PROBLEM DESCRIPTION: Write out all the entries word for word, but skip any images.

━━ DATA ROWS

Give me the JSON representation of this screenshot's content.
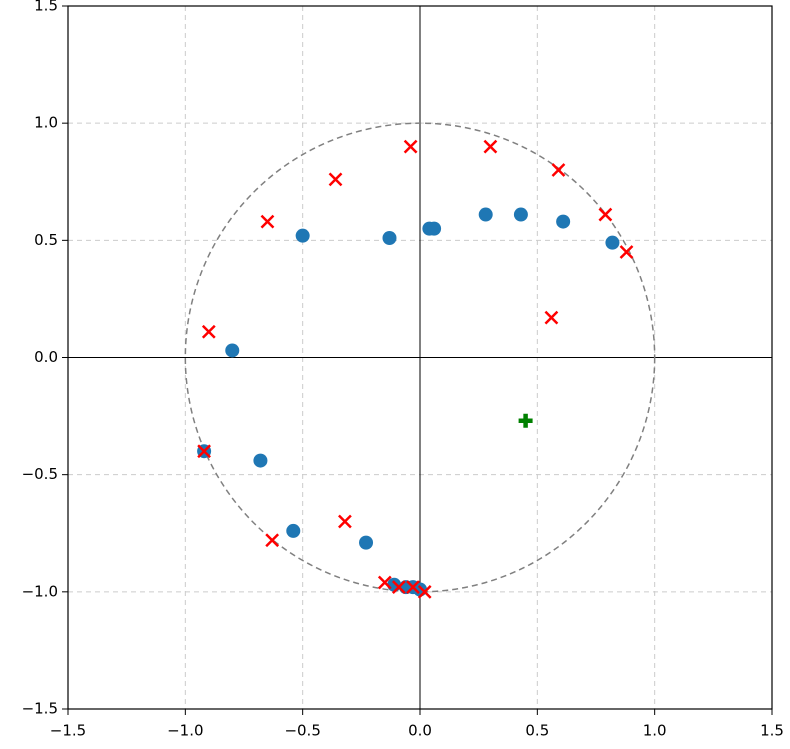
{
  "chart_data": {
    "type": "scatter",
    "xlim": [
      -1.5,
      1.5
    ],
    "ylim": [
      -1.5,
      1.5
    ],
    "xticks": [
      {
        "value": -1.5,
        "label": "−1.5"
      },
      {
        "value": -1.0,
        "label": "−1.0"
      },
      {
        "value": -0.5,
        "label": "−0.5"
      },
      {
        "value": 0,
        "label": "0.0"
      },
      0.5,
      {
        "value": 1,
        "label": "1.0"
      },
      1.5
    ],
    "yticks": [
      {
        "value": -1.5,
        "label": "−1.5"
      },
      {
        "value": -1.0,
        "label": "−1.0"
      },
      {
        "value": -0.5,
        "label": "−0.5"
      },
      {
        "value": 0,
        "label": "0.0"
      },
      0.5,
      {
        "value": 1,
        "label": "1.0"
      },
      1.5
    ],
    "grid": true,
    "circle_radius": 1,
    "series": [
      {
        "marker": "o",
        "color": "#1f77b4",
        "x": [
          -0.5,
          -0.13,
          0.04,
          0.06,
          0.28,
          0.43,
          0.61,
          0.82,
          -0.8,
          -0.92,
          -0.68,
          -0.54,
          -0.23,
          -0.11,
          -0.06,
          -0.03,
          0.0
        ],
        "y": [
          0.52,
          0.51,
          0.55,
          0.55,
          0.61,
          0.61,
          0.58,
          0.49,
          0.03,
          -0.4,
          -0.44,
          -0.74,
          -0.79,
          -0.97,
          -0.98,
          -0.98,
          -0.99
        ]
      },
      {
        "marker": "x",
        "color": "#ff0000",
        "x": [
          -0.04,
          0.3,
          0.59,
          0.79,
          0.88,
          -0.36,
          -0.65,
          -0.9,
          0.56,
          -0.92,
          -0.32,
          -0.63,
          -0.15,
          -0.09,
          -0.03,
          0.02
        ],
        "y": [
          0.9,
          0.9,
          0.8,
          0.61,
          0.45,
          0.76,
          0.58,
          0.11,
          0.17,
          -0.4,
          -0.7,
          -0.78,
          -0.96,
          -0.98,
          -0.98,
          -1.0
        ]
      },
      {
        "marker": "P",
        "color": "#008000",
        "x": [
          0.45
        ],
        "y": [
          -0.27
        ]
      }
    ]
  }
}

━━━━

REPLY:
Give me the JSON representation of this screenshot's content.
{
  "chart_data": {
    "type": "scatter",
    "xlim": [
      -1.5,
      1.5
    ],
    "ylim": [
      -1.5,
      1.5
    ],
    "xticks": [
      {
        "value": -1.5,
        "label": "−1.5"
      },
      {
        "value": -1.0,
        "label": "−1.0"
      },
      {
        "value": -0.5,
        "label": "−0.5"
      },
      {
        "value": 0,
        "label": "0.0"
      },
      0.5,
      {
        "value": 1,
        "label": "1.0"
      },
      1.5
    ],
    "yticks": [
      {
        "value": -1.5,
        "label": "−1.5"
      },
      {
        "value": -1.0,
        "label": "−1.0"
      },
      {
        "value": -0.5,
        "label": "−0.5"
      },
      {
        "value": 0,
        "label": "0.0"
      },
      0.5,
      {
        "value": 1,
        "label": "1.0"
      },
      1.5
    ],
    "grid": true,
    "circle_radius": 1,
    "series": [
      {
        "marker": "o",
        "color": "#1f77b4",
        "x": [
          -0.5,
          -0.13,
          0.04,
          0.06,
          0.28,
          0.43,
          0.61,
          0.82,
          -0.8,
          -0.92,
          -0.68,
          -0.54,
          -0.23,
          -0.11,
          -0.06,
          -0.03,
          0.0
        ],
        "y": [
          0.52,
          0.51,
          0.55,
          0.55,
          0.61,
          0.61,
          0.58,
          0.49,
          0.03,
          -0.4,
          -0.44,
          -0.74,
          -0.79,
          -0.97,
          -0.98,
          -0.98,
          -0.99
        ]
      },
      {
        "marker": "x",
        "color": "#ff0000",
        "x": [
          -0.04,
          0.3,
          0.59,
          0.79,
          0.88,
          -0.36,
          -0.65,
          -0.9,
          0.56,
          -0.92,
          -0.32,
          -0.63,
          -0.15,
          -0.09,
          -0.03,
          0.02
        ],
        "y": [
          0.9,
          0.9,
          0.8,
          0.61,
          0.45,
          0.76,
          0.58,
          0.11,
          0.17,
          -0.4,
          -0.7,
          -0.78,
          -0.96,
          -0.98,
          -0.98,
          -1.0
        ]
      },
      {
        "marker": "P",
        "color": "#008000",
        "x": [
          0.45
        ],
        "y": [
          -0.27
        ]
      }
    ]
  }
}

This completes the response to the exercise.